DIRECTIONS:
Copy all of the material exactly. Pictures are not to appear in the copy.

ENTRIES SHOWN:
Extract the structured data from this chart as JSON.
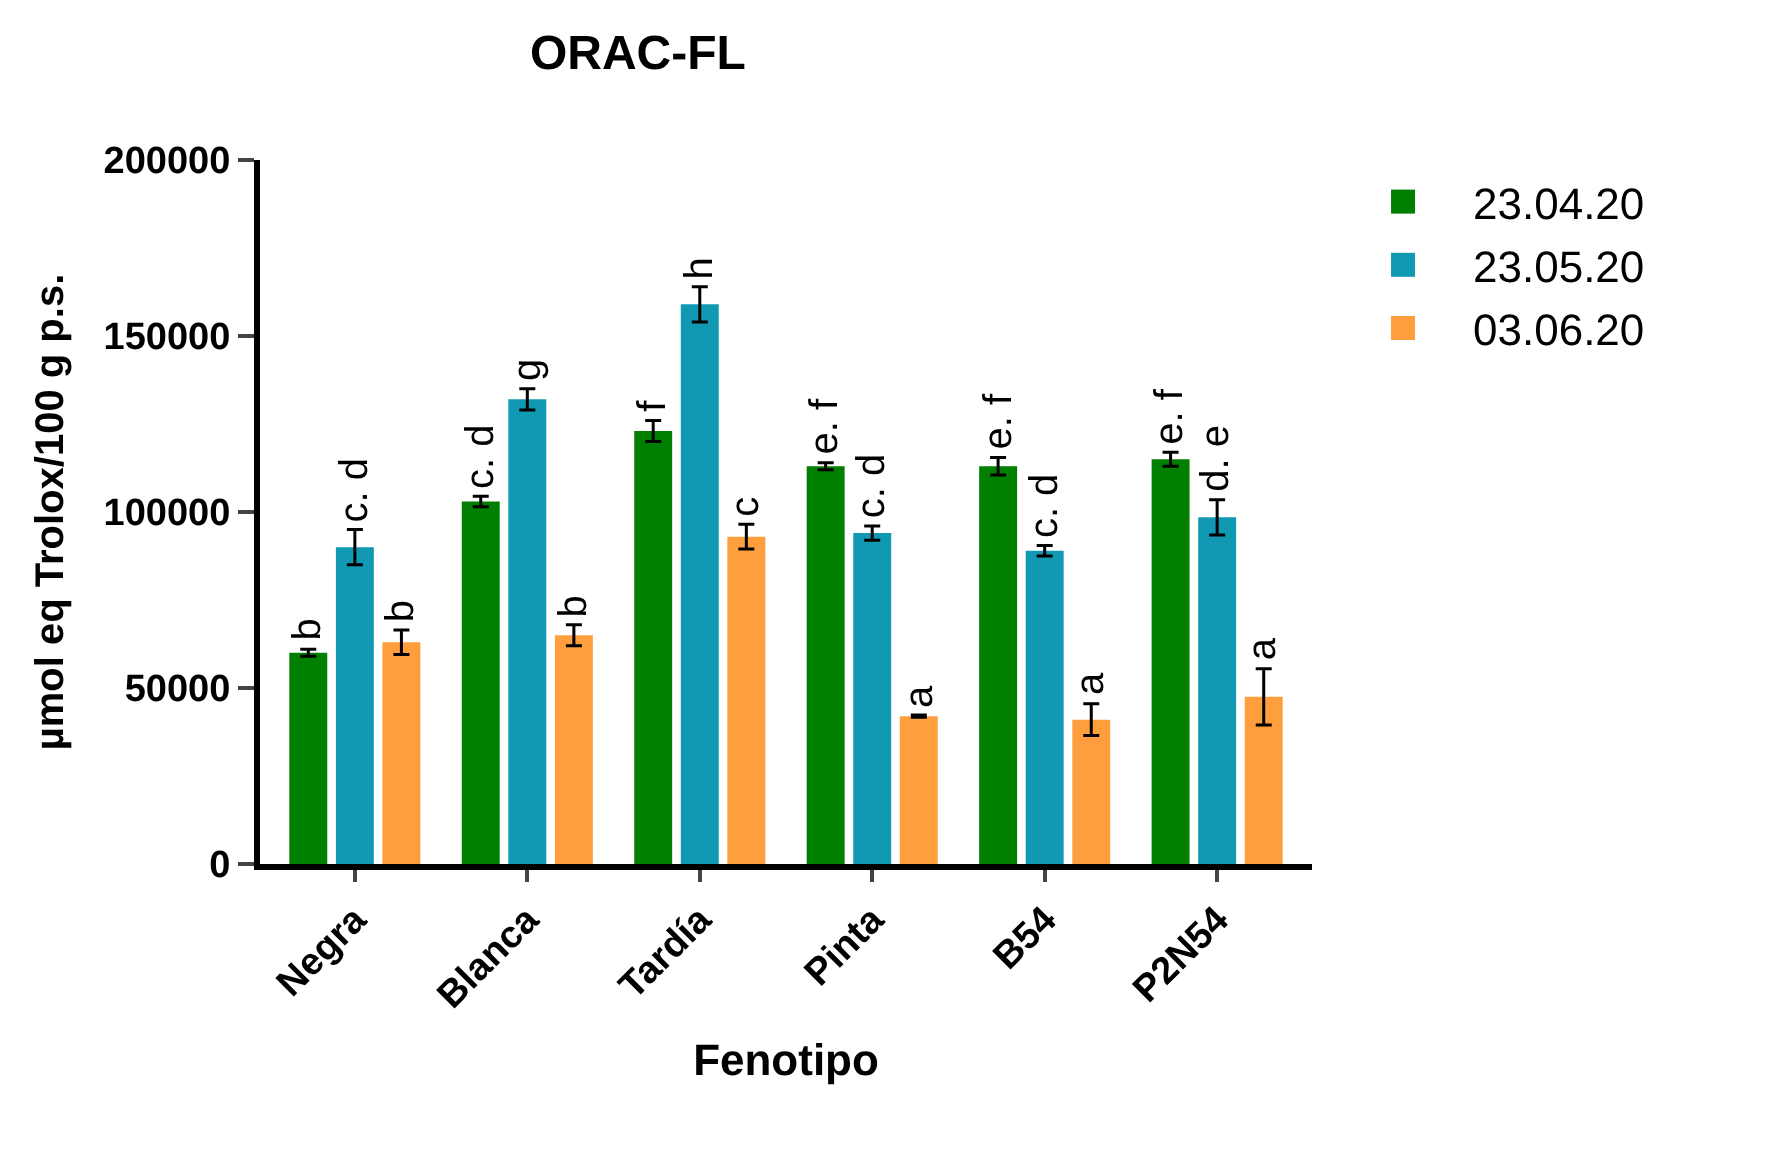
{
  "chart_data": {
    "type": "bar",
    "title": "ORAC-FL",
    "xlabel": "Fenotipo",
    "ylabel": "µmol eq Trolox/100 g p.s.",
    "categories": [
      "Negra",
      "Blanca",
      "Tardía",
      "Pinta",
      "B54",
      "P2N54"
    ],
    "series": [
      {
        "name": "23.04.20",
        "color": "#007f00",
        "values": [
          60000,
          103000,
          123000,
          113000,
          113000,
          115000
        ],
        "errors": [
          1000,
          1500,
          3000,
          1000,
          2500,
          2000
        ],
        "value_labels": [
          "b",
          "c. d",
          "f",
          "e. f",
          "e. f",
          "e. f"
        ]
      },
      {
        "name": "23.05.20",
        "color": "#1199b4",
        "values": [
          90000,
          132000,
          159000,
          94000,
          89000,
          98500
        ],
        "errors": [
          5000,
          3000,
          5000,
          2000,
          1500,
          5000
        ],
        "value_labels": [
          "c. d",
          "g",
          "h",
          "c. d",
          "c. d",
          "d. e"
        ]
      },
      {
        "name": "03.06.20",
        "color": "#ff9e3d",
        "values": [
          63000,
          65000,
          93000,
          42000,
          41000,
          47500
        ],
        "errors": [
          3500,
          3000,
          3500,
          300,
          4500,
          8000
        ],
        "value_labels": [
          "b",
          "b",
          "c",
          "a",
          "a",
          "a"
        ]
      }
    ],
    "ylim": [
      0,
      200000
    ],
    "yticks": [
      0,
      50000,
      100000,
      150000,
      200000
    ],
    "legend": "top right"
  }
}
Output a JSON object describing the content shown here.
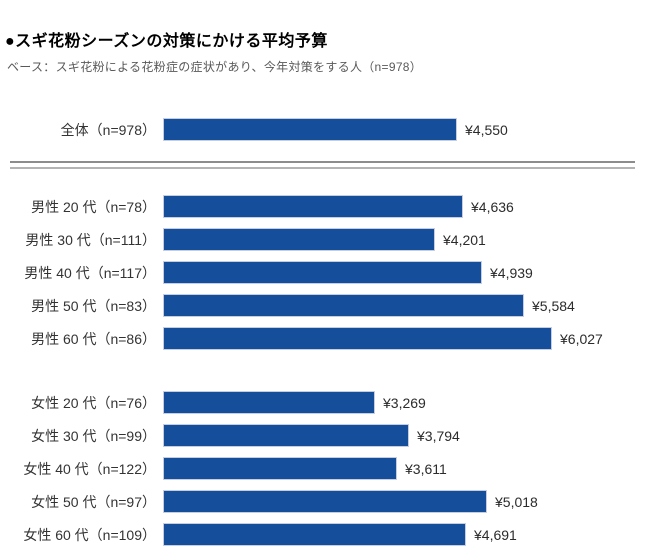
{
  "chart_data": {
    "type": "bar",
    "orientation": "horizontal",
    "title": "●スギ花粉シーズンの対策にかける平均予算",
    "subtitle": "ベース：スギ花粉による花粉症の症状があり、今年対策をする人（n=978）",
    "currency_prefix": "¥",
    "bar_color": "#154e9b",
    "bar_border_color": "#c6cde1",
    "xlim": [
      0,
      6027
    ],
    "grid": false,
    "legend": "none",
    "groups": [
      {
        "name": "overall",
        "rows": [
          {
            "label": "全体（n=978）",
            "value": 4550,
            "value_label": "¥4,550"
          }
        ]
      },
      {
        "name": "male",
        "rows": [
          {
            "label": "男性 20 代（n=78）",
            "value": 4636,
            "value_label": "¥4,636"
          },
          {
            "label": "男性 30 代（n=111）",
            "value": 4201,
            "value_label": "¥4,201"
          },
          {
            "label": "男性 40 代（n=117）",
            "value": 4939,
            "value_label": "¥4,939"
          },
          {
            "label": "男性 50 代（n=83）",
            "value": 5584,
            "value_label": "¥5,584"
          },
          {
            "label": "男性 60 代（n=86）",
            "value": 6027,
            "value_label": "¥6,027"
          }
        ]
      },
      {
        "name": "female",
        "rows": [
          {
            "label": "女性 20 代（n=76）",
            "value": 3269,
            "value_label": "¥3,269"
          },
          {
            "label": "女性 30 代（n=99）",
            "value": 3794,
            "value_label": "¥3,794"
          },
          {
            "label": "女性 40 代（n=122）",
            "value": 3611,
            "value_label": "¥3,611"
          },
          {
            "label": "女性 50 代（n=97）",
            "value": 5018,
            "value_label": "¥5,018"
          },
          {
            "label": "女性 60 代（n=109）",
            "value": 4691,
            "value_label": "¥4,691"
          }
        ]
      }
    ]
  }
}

THE REPLY:
Extract the structured data from this chart as JSON.
{
  "chart_data": {
    "type": "bar",
    "title": "ORAC-FL",
    "xlabel": "Fenotipo",
    "ylabel": "µmol eq Trolox/100 g p.s.",
    "categories": [
      "Negra",
      "Blanca",
      "Tardía",
      "Pinta",
      "B54",
      "P2N54"
    ],
    "series": [
      {
        "name": "23.04.20",
        "color": "#007f00",
        "values": [
          60000,
          103000,
          123000,
          113000,
          113000,
          115000
        ],
        "errors": [
          1000,
          1500,
          3000,
          1000,
          2500,
          2000
        ],
        "value_labels": [
          "b",
          "c. d",
          "f",
          "e. f",
          "e. f",
          "e. f"
        ]
      },
      {
        "name": "23.05.20",
        "color": "#1199b4",
        "values": [
          90000,
          132000,
          159000,
          94000,
          89000,
          98500
        ],
        "errors": [
          5000,
          3000,
          5000,
          2000,
          1500,
          5000
        ],
        "value_labels": [
          "c. d",
          "g",
          "h",
          "c. d",
          "c. d",
          "d. e"
        ]
      },
      {
        "name": "03.06.20",
        "color": "#ff9e3d",
        "values": [
          63000,
          65000,
          93000,
          42000,
          41000,
          47500
        ],
        "errors": [
          3500,
          3000,
          3500,
          300,
          4500,
          8000
        ],
        "value_labels": [
          "b",
          "b",
          "c",
          "a",
          "a",
          "a"
        ]
      }
    ],
    "ylim": [
      0,
      200000
    ],
    "yticks": [
      0,
      50000,
      100000,
      150000,
      200000
    ],
    "legend": "top right"
  }
}
Output a JSON object describing the content shown here.
{
  "chart_data": {
    "type": "bar",
    "orientation": "horizontal",
    "title": "●スギ花粉シーズンの対策にかける平均予算",
    "subtitle": "ベース：スギ花粉による花粉症の症状があり、今年対策をする人（n=978）",
    "currency_prefix": "¥",
    "bar_color": "#154e9b",
    "bar_border_color": "#c6cde1",
    "xlim": [
      0,
      6027
    ],
    "grid": false,
    "legend": "none",
    "groups": [
      {
        "name": "overall",
        "rows": [
          {
            "label": "全体（n=978）",
            "value": 4550,
            "value_label": "¥4,550"
          }
        ]
      },
      {
        "name": "male",
        "rows": [
          {
            "label": "男性 20 代（n=78）",
            "value": 4636,
            "value_label": "¥4,636"
          },
          {
            "label": "男性 30 代（n=111）",
            "value": 4201,
            "value_label": "¥4,201"
          },
          {
            "label": "男性 40 代（n=117）",
            "value": 4939,
            "value_label": "¥4,939"
          },
          {
            "label": "男性 50 代（n=83）",
            "value": 5584,
            "value_label": "¥5,584"
          },
          {
            "label": "男性 60 代（n=86）",
            "value": 6027,
            "value_label": "¥6,027"
          }
        ]
      },
      {
        "name": "female",
        "rows": [
          {
            "label": "女性 20 代（n=76）",
            "value": 3269,
            "value_label": "¥3,269"
          },
          {
            "label": "女性 30 代（n=99）",
            "value": 3794,
            "value_label": "¥3,794"
          },
          {
            "label": "女性 40 代（n=122）",
            "value": 3611,
            "value_label": "¥3,611"
          },
          {
            "label": "女性 50 代（n=97）",
            "value": 5018,
            "value_label": "¥5,018"
          },
          {
            "label": "女性 60 代（n=109）",
            "value": 4691,
            "value_label": "¥4,691"
          }
        ]
      }
    ]
  }
}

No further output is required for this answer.